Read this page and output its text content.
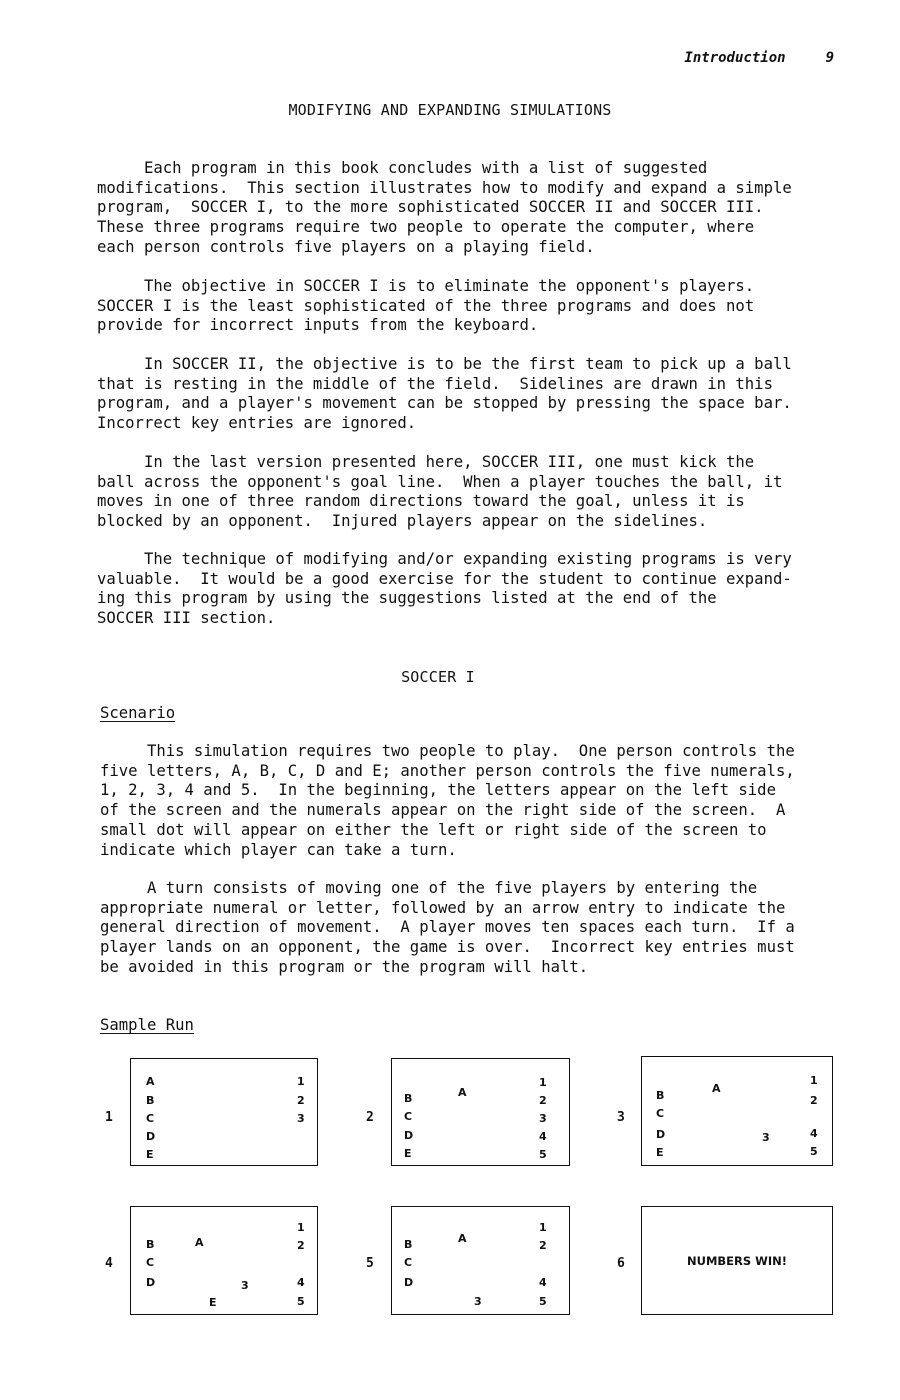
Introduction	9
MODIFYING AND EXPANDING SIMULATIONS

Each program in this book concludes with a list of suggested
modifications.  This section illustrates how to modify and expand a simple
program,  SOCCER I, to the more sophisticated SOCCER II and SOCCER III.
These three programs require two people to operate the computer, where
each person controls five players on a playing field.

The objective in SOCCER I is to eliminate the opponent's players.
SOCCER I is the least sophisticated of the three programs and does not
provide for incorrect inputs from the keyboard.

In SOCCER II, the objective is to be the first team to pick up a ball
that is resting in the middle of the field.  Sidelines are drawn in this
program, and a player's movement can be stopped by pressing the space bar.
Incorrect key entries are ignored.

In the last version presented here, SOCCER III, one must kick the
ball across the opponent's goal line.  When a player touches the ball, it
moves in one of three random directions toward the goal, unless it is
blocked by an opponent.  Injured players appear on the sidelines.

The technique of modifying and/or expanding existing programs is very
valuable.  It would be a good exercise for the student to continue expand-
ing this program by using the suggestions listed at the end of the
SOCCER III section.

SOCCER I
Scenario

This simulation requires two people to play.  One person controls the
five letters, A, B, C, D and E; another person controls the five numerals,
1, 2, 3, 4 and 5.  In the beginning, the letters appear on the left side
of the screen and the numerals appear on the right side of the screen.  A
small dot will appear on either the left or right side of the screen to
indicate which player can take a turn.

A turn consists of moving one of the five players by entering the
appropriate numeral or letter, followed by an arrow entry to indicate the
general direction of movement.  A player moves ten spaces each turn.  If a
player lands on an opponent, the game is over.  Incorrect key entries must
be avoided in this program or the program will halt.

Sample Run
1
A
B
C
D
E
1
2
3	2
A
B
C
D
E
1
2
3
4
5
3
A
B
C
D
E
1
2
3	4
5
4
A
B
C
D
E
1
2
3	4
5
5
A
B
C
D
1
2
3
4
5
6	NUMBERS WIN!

* * *

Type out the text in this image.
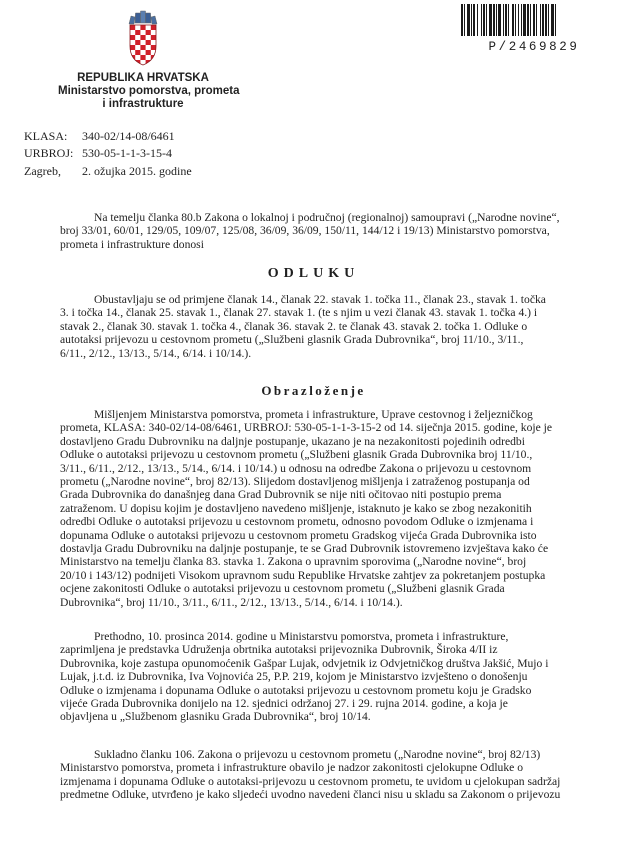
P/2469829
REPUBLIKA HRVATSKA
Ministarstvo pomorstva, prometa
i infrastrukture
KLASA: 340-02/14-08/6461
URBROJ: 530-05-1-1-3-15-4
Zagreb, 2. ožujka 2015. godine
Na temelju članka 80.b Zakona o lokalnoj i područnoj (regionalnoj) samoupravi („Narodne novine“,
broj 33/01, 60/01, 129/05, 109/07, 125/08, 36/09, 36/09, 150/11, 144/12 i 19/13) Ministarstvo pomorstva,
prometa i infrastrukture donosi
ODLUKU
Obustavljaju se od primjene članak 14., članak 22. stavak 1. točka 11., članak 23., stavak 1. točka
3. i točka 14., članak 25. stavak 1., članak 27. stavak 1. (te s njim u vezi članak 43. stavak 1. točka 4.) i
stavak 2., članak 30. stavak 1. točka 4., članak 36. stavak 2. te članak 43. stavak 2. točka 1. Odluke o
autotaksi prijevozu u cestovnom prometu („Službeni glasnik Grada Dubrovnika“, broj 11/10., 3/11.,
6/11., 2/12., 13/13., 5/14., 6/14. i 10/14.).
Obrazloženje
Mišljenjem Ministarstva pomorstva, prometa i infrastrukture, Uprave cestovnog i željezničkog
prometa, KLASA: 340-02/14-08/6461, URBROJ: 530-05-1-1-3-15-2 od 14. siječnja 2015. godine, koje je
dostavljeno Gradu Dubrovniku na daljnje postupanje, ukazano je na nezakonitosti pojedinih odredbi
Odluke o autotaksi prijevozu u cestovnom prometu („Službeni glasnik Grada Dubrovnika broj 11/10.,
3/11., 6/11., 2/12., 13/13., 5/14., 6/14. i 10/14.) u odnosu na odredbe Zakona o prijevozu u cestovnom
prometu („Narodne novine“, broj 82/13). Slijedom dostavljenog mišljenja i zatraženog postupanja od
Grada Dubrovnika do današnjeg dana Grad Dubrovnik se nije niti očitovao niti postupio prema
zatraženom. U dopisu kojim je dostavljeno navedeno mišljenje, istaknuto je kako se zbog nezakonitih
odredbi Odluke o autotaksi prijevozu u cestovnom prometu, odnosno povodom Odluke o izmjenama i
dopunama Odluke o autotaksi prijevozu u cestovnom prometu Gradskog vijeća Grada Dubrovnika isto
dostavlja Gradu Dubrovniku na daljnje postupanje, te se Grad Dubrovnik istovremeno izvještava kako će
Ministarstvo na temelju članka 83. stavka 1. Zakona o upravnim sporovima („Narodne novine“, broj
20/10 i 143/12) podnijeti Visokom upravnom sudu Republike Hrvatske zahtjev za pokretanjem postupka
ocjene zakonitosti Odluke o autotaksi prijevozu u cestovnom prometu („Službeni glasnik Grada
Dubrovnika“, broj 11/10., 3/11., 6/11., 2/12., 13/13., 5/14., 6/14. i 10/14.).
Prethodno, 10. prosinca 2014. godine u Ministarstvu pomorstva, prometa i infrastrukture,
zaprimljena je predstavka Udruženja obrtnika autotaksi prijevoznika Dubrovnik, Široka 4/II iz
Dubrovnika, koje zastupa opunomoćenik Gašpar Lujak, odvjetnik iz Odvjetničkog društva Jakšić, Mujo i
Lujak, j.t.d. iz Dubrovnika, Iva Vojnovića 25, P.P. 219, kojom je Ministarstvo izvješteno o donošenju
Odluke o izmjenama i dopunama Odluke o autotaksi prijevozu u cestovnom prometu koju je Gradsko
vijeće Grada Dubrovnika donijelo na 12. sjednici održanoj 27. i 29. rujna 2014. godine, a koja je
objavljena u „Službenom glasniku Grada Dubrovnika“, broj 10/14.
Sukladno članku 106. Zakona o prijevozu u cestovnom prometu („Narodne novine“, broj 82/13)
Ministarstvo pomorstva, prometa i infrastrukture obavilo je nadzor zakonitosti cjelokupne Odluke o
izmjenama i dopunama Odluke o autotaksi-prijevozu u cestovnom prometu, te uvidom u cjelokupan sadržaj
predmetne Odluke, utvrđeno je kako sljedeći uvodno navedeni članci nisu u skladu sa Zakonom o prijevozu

...

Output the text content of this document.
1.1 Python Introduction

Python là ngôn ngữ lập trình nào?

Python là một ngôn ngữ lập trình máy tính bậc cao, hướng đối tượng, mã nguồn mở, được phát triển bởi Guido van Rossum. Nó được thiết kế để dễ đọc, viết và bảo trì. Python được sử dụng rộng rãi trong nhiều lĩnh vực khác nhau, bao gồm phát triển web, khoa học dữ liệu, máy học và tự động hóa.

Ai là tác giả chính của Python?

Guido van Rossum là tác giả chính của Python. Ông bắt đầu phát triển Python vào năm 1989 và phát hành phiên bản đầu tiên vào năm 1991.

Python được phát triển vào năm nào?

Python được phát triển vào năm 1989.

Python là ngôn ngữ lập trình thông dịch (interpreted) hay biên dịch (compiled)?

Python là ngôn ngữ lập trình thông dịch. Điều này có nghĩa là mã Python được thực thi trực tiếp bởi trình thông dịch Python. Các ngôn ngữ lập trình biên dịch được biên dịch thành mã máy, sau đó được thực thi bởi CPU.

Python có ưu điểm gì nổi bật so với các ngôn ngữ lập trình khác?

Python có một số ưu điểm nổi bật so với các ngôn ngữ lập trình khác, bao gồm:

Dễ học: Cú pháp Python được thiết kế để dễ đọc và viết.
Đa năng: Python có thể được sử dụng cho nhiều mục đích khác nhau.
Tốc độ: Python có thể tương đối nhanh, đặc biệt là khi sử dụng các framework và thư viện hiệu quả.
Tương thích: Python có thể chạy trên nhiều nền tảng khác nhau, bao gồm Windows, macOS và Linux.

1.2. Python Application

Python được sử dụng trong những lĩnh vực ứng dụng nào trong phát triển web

TASK GOAL:
In the entries above, identify every line with the string "koje".

COMPLETED EXERCISE:
prometa, KLASA: 340-02/14-08/6461, URBROJ: 530-05-1-1-3-15-2 od 14. siječnja 2015. godine, koje je
Dubrovnika, koje zastupa opunomoćenik Gašpar Lujak, odvjetnik iz Odvjetničkog društva Jakšić, Mujo i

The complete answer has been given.